ENTRIES →
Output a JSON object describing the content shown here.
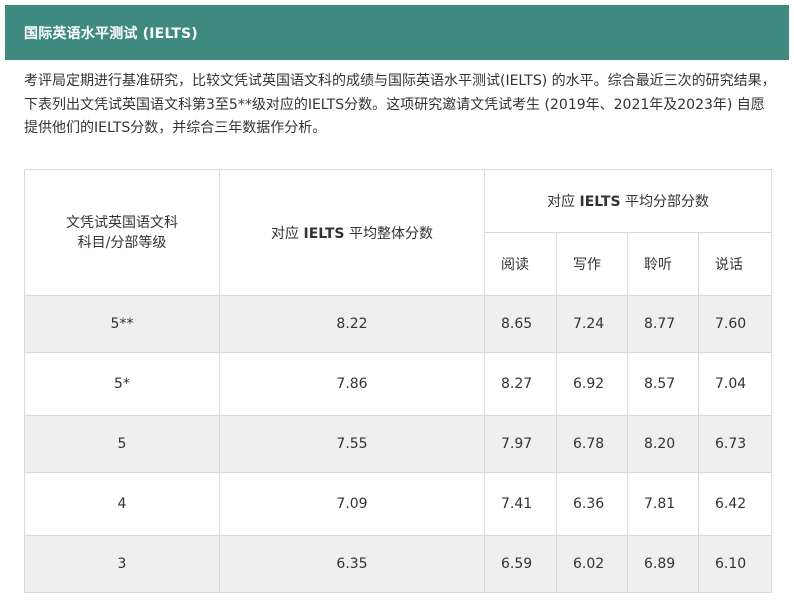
{
  "header": {
    "title": "国际英语水平测试 (IELTS)",
    "background_color": "#3f8a80"
  },
  "intro": {
    "text": "考评局定期进行基准研究，比较文凭试英国语文科的成绩与国际英语水平测试(IELTS) 的水平。综合最近三次的研究结果，下表列出文凭试英国语文科第3至5**级对应的IELTS分数。这项研究邀请文凭试考生 (2019年、2021年及2023年) 自愿提供他们的IELTS分数，并综合三年数据作分析。"
  },
  "table": {
    "headers": {
      "subject_line1": "文凭试英国语文科",
      "subject_line2": "科目/分部等级",
      "overall_prefix": "对应 ",
      "overall_strong": "IELTS",
      "overall_suffix": " 平均整体分数",
      "section_prefix": "对应 ",
      "section_strong": "IELTS",
      "section_suffix": " 平均分部分数",
      "sub": [
        "阅读",
        "写作",
        "聆听",
        "说话"
      ]
    },
    "rows": [
      {
        "level": "5**",
        "overall": "8.22",
        "reading": "8.65",
        "writing": "7.24",
        "listening": "8.77",
        "speaking": "7.60"
      },
      {
        "level": "5*",
        "overall": "7.86",
        "reading": "8.27",
        "writing": "6.92",
        "listening": "8.57",
        "speaking": "7.04"
      },
      {
        "level": "5",
        "overall": "7.55",
        "reading": "7.97",
        "writing": "6.78",
        "listening": "8.20",
        "speaking": "6.73"
      },
      {
        "level": "4",
        "overall": "7.09",
        "reading": "7.41",
        "writing": "6.36",
        "listening": "7.81",
        "speaking": "6.42"
      },
      {
        "level": "3",
        "overall": "6.35",
        "reading": "6.59",
        "writing": "6.02",
        "listening": "6.89",
        "speaking": "6.10"
      }
    ],
    "shaded_row_color": "#efefef",
    "border_color": "#d9d9d9"
  }
}
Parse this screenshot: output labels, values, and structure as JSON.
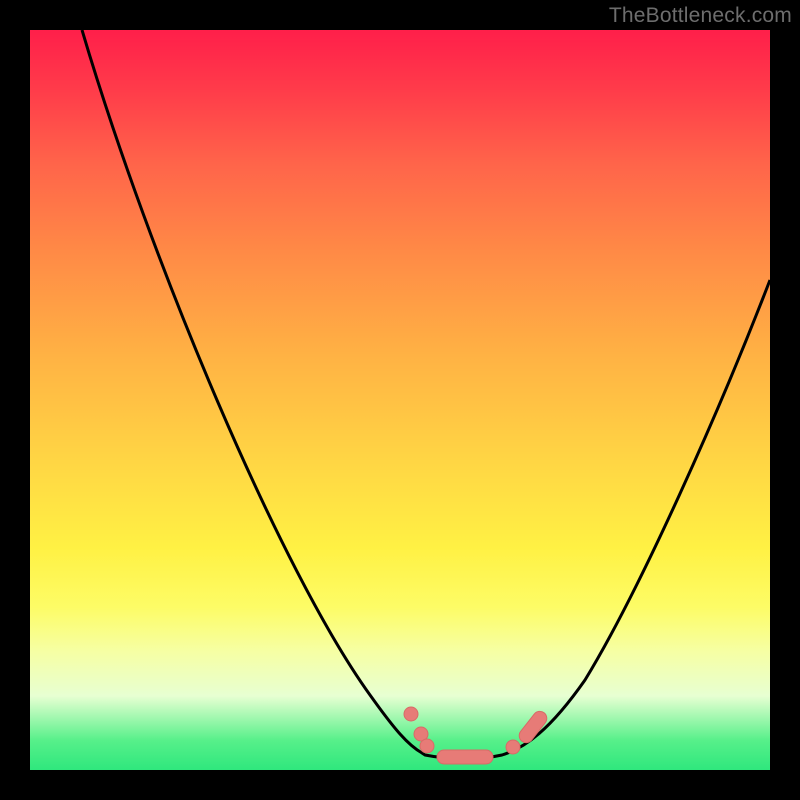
{
  "watermark": "TheBottleneck.com",
  "colors": {
    "background": "#000000",
    "curve_stroke": "#000000",
    "marker_fill": "#e77b77",
    "marker_stroke": "#d86b67"
  },
  "chart_data": {
    "type": "line",
    "title": "",
    "xlabel": "",
    "ylabel": "",
    "xlim": [
      0,
      100
    ],
    "ylim": [
      0,
      100
    ],
    "note": "No numeric axis ticks are rendered in the image; coordinates below are read off the plot canvas as percentages (0–100) with 0 at left/bottom.",
    "series": [
      {
        "name": "left-branch",
        "x": [
          7,
          10,
          14,
          18,
          22,
          26,
          30,
          34,
          38,
          42,
          45,
          47.5,
          49.5,
          51,
          52,
          53
        ],
        "y": [
          100,
          93,
          84,
          75,
          66,
          57,
          48,
          40,
          32,
          24,
          17,
          12,
          8,
          5,
          3,
          2
        ]
      },
      {
        "name": "valley-floor",
        "x": [
          53,
          56,
          59,
          62,
          64
        ],
        "y": [
          2,
          1.5,
          1.5,
          1.8,
          2.2
        ]
      },
      {
        "name": "right-branch",
        "x": [
          64,
          67,
          70,
          74,
          78,
          82,
          86,
          90,
          94,
          98,
          100
        ],
        "y": [
          2.2,
          4,
          7,
          12,
          19,
          27,
          35,
          44,
          53,
          62,
          67
        ]
      }
    ],
    "markers": [
      {
        "name": "left-dot-1",
        "x": 51.5,
        "y": 7.5
      },
      {
        "name": "left-dot-2",
        "x": 52.8,
        "y": 4.8
      },
      {
        "name": "left-dot-3",
        "x": 53.6,
        "y": 3.2
      },
      {
        "name": "valley-bar",
        "shape": "pill",
        "x0": 55,
        "x1": 62.5,
        "y": 1.6
      },
      {
        "name": "right-dot-1",
        "x": 65.2,
        "y": 3.0
      },
      {
        "name": "right-bar",
        "shape": "pill-diagonal",
        "x0": 66.5,
        "y0": 4.2,
        "x1": 69.5,
        "y1": 8.0
      }
    ]
  }
}
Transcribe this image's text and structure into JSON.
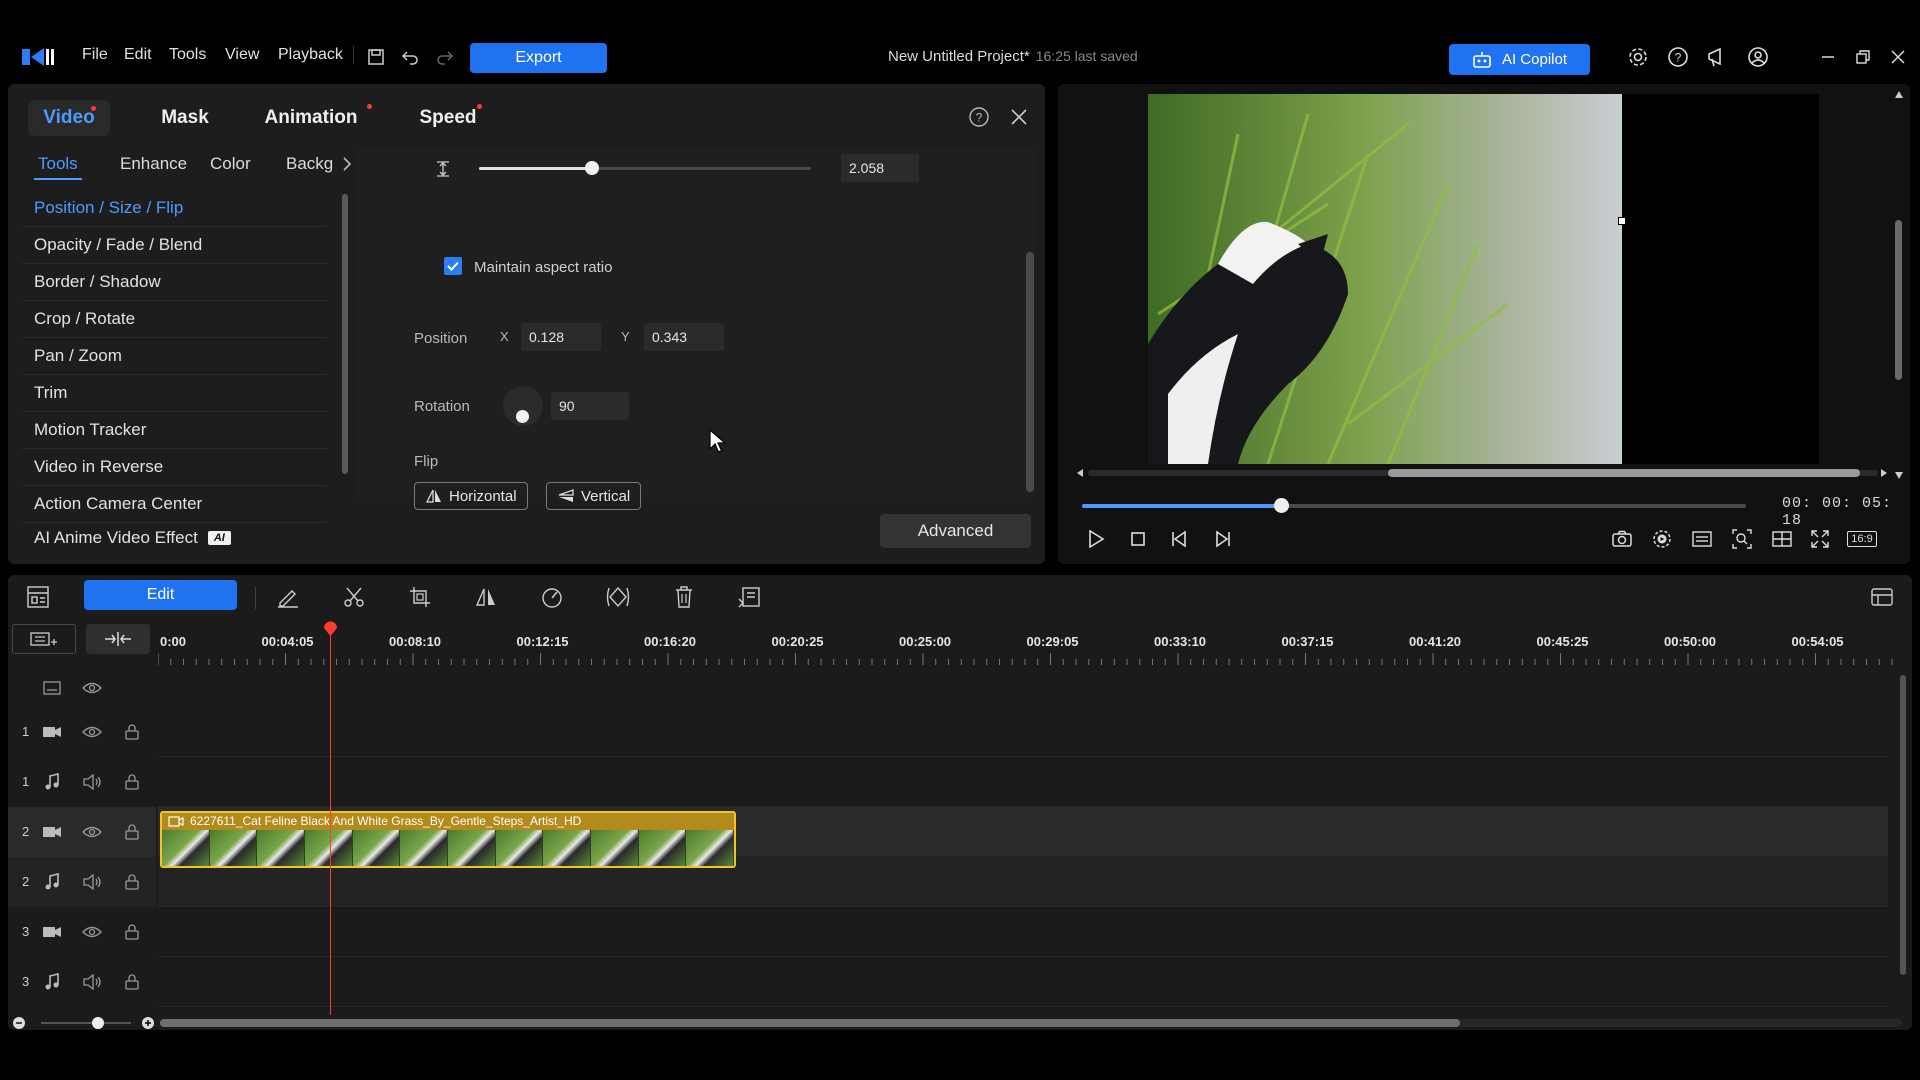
{
  "menu": {
    "file": "File",
    "edit": "Edit",
    "tools": "Tools",
    "view": "View",
    "playback": "Playback"
  },
  "toolbar": {
    "export_label": "Export"
  },
  "project": {
    "title": "New Untitled Project*",
    "saved": "16:25 last saved"
  },
  "ai_copilot": {
    "label": "AI Copilot"
  },
  "props": {
    "tabs": [
      "Video",
      "Mask",
      "Animation",
      "Speed"
    ],
    "subtabs": [
      "Tools",
      "Enhance",
      "Color",
      "Backg"
    ],
    "tools": [
      "Position / Size / Flip",
      "Opacity / Fade / Blend",
      "Border / Shadow",
      "Crop / Rotate",
      "Pan / Zoom",
      "Trim",
      "Motion Tracker",
      "Video in Reverse",
      "Action Camera Center",
      "AI Anime Video Effect"
    ],
    "ai_badge": "AI",
    "scale_value": "2.058",
    "scale_slider_fraction": 0.34,
    "maintain_aspect_label": "Maintain aspect ratio",
    "position_label": "Position",
    "x_label": "X",
    "x_value": "0.128",
    "y_label": "Y",
    "y_value": "0.343",
    "rotation_label": "Rotation",
    "rotation_value": "90",
    "flip_label": "Flip",
    "flip_horizontal": "Horizontal",
    "flip_vertical": "Vertical",
    "advanced_label": "Advanced"
  },
  "preview": {
    "timecode": "00: 00: 05: 18",
    "progress_fraction": 0.3,
    "aspect_label": "16:9"
  },
  "timeline": {
    "edit_label": "Edit",
    "ruler_labels": [
      "0:00",
      "00:04:05",
      "00:08:10",
      "00:12:15",
      "00:16:20",
      "00:20:25",
      "00:25:00",
      "00:29:05",
      "00:33:10",
      "00:37:15",
      "00:41:20",
      "00:45:25",
      "00:50:00",
      "00:54:05"
    ],
    "tracks": [
      {
        "num": "1",
        "kind": "video"
      },
      {
        "num": "1",
        "kind": "audio"
      },
      {
        "num": "2",
        "kind": "video"
      },
      {
        "num": "2",
        "kind": "audio"
      },
      {
        "num": "3",
        "kind": "video"
      },
      {
        "num": "3",
        "kind": "audio"
      }
    ],
    "clip_name": "6227611_Cat Feline Black And White Grass_By_Gentle_Steps_Artist_HD"
  },
  "colors": {
    "accent": "#1f72f0",
    "active_text": "#4d9bff",
    "playhead": "#ff3b30",
    "clip_border": "#f2c230"
  }
}
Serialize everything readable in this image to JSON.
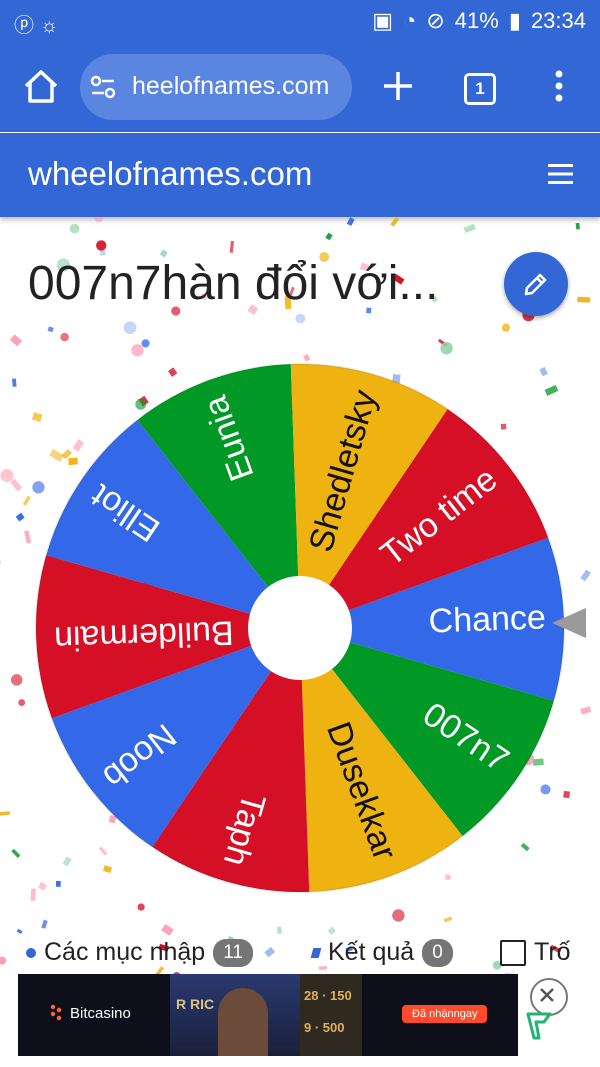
{
  "status_bar": {
    "battery_percent": "41%",
    "time": "23:34"
  },
  "browser": {
    "url": "heelofnames.com",
    "tab_count": "1"
  },
  "site": {
    "brand": "wheelofnames.com"
  },
  "wheel": {
    "title": "007n7hàn đổi với...",
    "segments": [
      {
        "label": "Chance",
        "color": "#3369e8"
      },
      {
        "label": "007n7",
        "color": "#009925"
      },
      {
        "label": "Dusekkar",
        "color": "#eeb211"
      },
      {
        "label": "Taph",
        "color": "#d50f25"
      },
      {
        "label": "Noob",
        "color": "#3369e8"
      },
      {
        "label": "Buildermain",
        "color": "#d50f25"
      },
      {
        "label": "Elliot",
        "color": "#3369e8"
      },
      {
        "label": "Eunia",
        "color": "#009925"
      },
      {
        "label": "Shedletsky",
        "color": "#eeb211"
      },
      {
        "label": "Two time",
        "color": "#d50f25"
      }
    ]
  },
  "tabs": {
    "entries_label": "Các mục nhập",
    "entries_count": "11",
    "results_label": "Kết quả",
    "results_count": "0",
    "third_label": "Trố"
  },
  "ad": {
    "brand": "Bitcasino",
    "photo_text": "R RIC",
    "chip_1": "28 · 150",
    "chip_2": "9 · 500",
    "cta": "Đã nhậnngay"
  },
  "colors": {
    "header_blue": "#3367d6",
    "accent_gray": "#757575"
  }
}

GOAL → Exclude the images and reproduce the remaining data exactly.

EXERCISE RESPONSE →
Output a JSON object describing the content shown here.
{
  "header": {
    "title": "国际英语水平测试 (IELTS)",
    "background_color": "#3f8a80"
  },
  "intro": {
    "text": "考评局定期进行基准研究，比较文凭试英国语文科的成绩与国际英语水平测试(IELTS) 的水平。综合最近三次的研究结果，下表列出文凭试英国语文科第3至5**级对应的IELTS分数。这项研究邀请文凭试考生 (2019年、2021年及2023年) 自愿提供他们的IELTS分数，并综合三年数据作分析。"
  },
  "table": {
    "headers": {
      "subject_line1": "文凭试英国语文科",
      "subject_line2": "科目/分部等级",
      "overall_prefix": "对应 ",
      "overall_strong": "IELTS",
      "overall_suffix": " 平均整体分数",
      "section_prefix": "对应 ",
      "section_strong": "IELTS",
      "section_suffix": " 平均分部分数",
      "sub": [
        "阅读",
        "写作",
        "聆听",
        "说话"
      ]
    },
    "rows": [
      {
        "level": "5**",
        "overall": "8.22",
        "reading": "8.65",
        "writing": "7.24",
        "listening": "8.77",
        "speaking": "7.60"
      },
      {
        "level": "5*",
        "overall": "7.86",
        "reading": "8.27",
        "writing": "6.92",
        "listening": "8.57",
        "speaking": "7.04"
      },
      {
        "level": "5",
        "overall": "7.55",
        "reading": "7.97",
        "writing": "6.78",
        "listening": "8.20",
        "speaking": "6.73"
      },
      {
        "level": "4",
        "overall": "7.09",
        "reading": "7.41",
        "writing": "6.36",
        "listening": "7.81",
        "speaking": "6.42"
      },
      {
        "level": "3",
        "overall": "6.35",
        "reading": "6.59",
        "writing": "6.02",
        "listening": "6.89",
        "speaking": "6.10"
      }
    ],
    "shaded_row_color": "#efefef",
    "border_color": "#d9d9d9"
  }
}
Parse this screenshot: output labels, values, and structure as JSON.
{
  "watermark": "TheBottleneck.com",
  "colors": {
    "background": "#000000",
    "curve_stroke": "#000000",
    "marker_fill": "#e77b77",
    "marker_stroke": "#d86b67"
  },
  "chart_data": {
    "type": "line",
    "title": "",
    "xlabel": "",
    "ylabel": "",
    "xlim": [
      0,
      100
    ],
    "ylim": [
      0,
      100
    ],
    "note": "No numeric axis ticks are rendered in the image; coordinates below are read off the plot canvas as percentages (0–100) with 0 at left/bottom.",
    "series": [
      {
        "name": "left-branch",
        "x": [
          7,
          10,
          14,
          18,
          22,
          26,
          30,
          34,
          38,
          42,
          45,
          47.5,
          49.5,
          51,
          52,
          53
        ],
        "y": [
          100,
          93,
          84,
          75,
          66,
          57,
          48,
          40,
          32,
          24,
          17,
          12,
          8,
          5,
          3,
          2
        ]
      },
      {
        "name": "valley-floor",
        "x": [
          53,
          56,
          59,
          62,
          64
        ],
        "y": [
          2,
          1.5,
          1.5,
          1.8,
          2.2
        ]
      },
      {
        "name": "right-branch",
        "x": [
          64,
          67,
          70,
          74,
          78,
          82,
          86,
          90,
          94,
          98,
          100
        ],
        "y": [
          2.2,
          4,
          7,
          12,
          19,
          27,
          35,
          44,
          53,
          62,
          67
        ]
      }
    ],
    "markers": [
      {
        "name": "left-dot-1",
        "x": 51.5,
        "y": 7.5
      },
      {
        "name": "left-dot-2",
        "x": 52.8,
        "y": 4.8
      },
      {
        "name": "left-dot-3",
        "x": 53.6,
        "y": 3.2
      },
      {
        "name": "valley-bar",
        "shape": "pill",
        "x0": 55,
        "x1": 62.5,
        "y": 1.6
      },
      {
        "name": "right-dot-1",
        "x": 65.2,
        "y": 3.0
      },
      {
        "name": "right-bar",
        "shape": "pill-diagonal",
        "x0": 66.5,
        "y0": 4.2,
        "x1": 69.5,
        "y1": 8.0
      }
    ]
  }
}
Transcribe this image's text and structure into JSON.
{
  "menu": {
    "file": "File",
    "edit": "Edit",
    "tools": "Tools",
    "view": "View",
    "playback": "Playback"
  },
  "toolbar": {
    "export_label": "Export"
  },
  "project": {
    "title": "New Untitled Project*",
    "saved": "16:25 last saved"
  },
  "ai_copilot": {
    "label": "AI Copilot"
  },
  "props": {
    "tabs": [
      "Video",
      "Mask",
      "Animation",
      "Speed"
    ],
    "subtabs": [
      "Tools",
      "Enhance",
      "Color",
      "Backg"
    ],
    "tools": [
      "Position / Size / Flip",
      "Opacity / Fade / Blend",
      "Border / Shadow",
      "Crop / Rotate",
      "Pan / Zoom",
      "Trim",
      "Motion Tracker",
      "Video in Reverse",
      "Action Camera Center",
      "AI Anime Video Effect"
    ],
    "ai_badge": "AI",
    "scale_value": "2.058",
    "scale_slider_fraction": 0.34,
    "maintain_aspect_label": "Maintain aspect ratio",
    "position_label": "Position",
    "x_label": "X",
    "x_value": "0.128",
    "y_label": "Y",
    "y_value": "0.343",
    "rotation_label": "Rotation",
    "rotation_value": "90",
    "flip_label": "Flip",
    "flip_horizontal": "Horizontal",
    "flip_vertical": "Vertical",
    "advanced_label": "Advanced"
  },
  "preview": {
    "timecode": "00: 00: 05: 18",
    "progress_fraction": 0.3,
    "aspect_label": "16:9"
  },
  "timeline": {
    "edit_label": "Edit",
    "ruler_labels": [
      "0:00",
      "00:04:05",
      "00:08:10",
      "00:12:15",
      "00:16:20",
      "00:20:25",
      "00:25:00",
      "00:29:05",
      "00:33:10",
      "00:37:15",
      "00:41:20",
      "00:45:25",
      "00:50:00",
      "00:54:05"
    ],
    "tracks": [
      {
        "num": "1",
        "kind": "video"
      },
      {
        "num": "1",
        "kind": "audio"
      },
      {
        "num": "2",
        "kind": "video"
      },
      {
        "num": "2",
        "kind": "audio"
      },
      {
        "num": "3",
        "kind": "video"
      },
      {
        "num": "3",
        "kind": "audio"
      }
    ],
    "clip_name": "6227611_Cat Feline Black And White Grass_By_Gentle_Steps_Artist_HD"
  },
  "colors": {
    "accent": "#1f72f0",
    "active_text": "#4d9bff",
    "playhead": "#ff3b30",
    "clip_border": "#f2c230"
  }
}
Serialize everything readable in this image to JSON.
{
  "status_bar": {
    "battery_percent": "41%",
    "time": "23:34"
  },
  "browser": {
    "url": "heelofnames.com",
    "tab_count": "1"
  },
  "site": {
    "brand": "wheelofnames.com"
  },
  "wheel": {
    "title": "007n7hàn đổi với...",
    "segments": [
      {
        "label": "Chance",
        "color": "#3369e8"
      },
      {
        "label": "007n7",
        "color": "#009925"
      },
      {
        "label": "Dusekkar",
        "color": "#eeb211"
      },
      {
        "label": "Taph",
        "color": "#d50f25"
      },
      {
        "label": "Noob",
        "color": "#3369e8"
      },
      {
        "label": "Buildermain",
        "color": "#d50f25"
      },
      {
        "label": "Elliot",
        "color": "#3369e8"
      },
      {
        "label": "Eunia",
        "color": "#009925"
      },
      {
        "label": "Shedletsky",
        "color": "#eeb211"
      },
      {
        "label": "Two time",
        "color": "#d50f25"
      }
    ]
  },
  "tabs": {
    "entries_label": "Các mục nhập",
    "entries_count": "11",
    "results_label": "Kết quả",
    "results_count": "0",
    "third_label": "Trố"
  },
  "ad": {
    "brand": "Bitcasino",
    "photo_text": "R RIC",
    "chip_1": "28 · 150",
    "chip_2": "9 · 500",
    "cta": "Đã nhậnngay"
  },
  "colors": {
    "header_blue": "#3367d6",
    "accent_gray": "#757575"
  }
}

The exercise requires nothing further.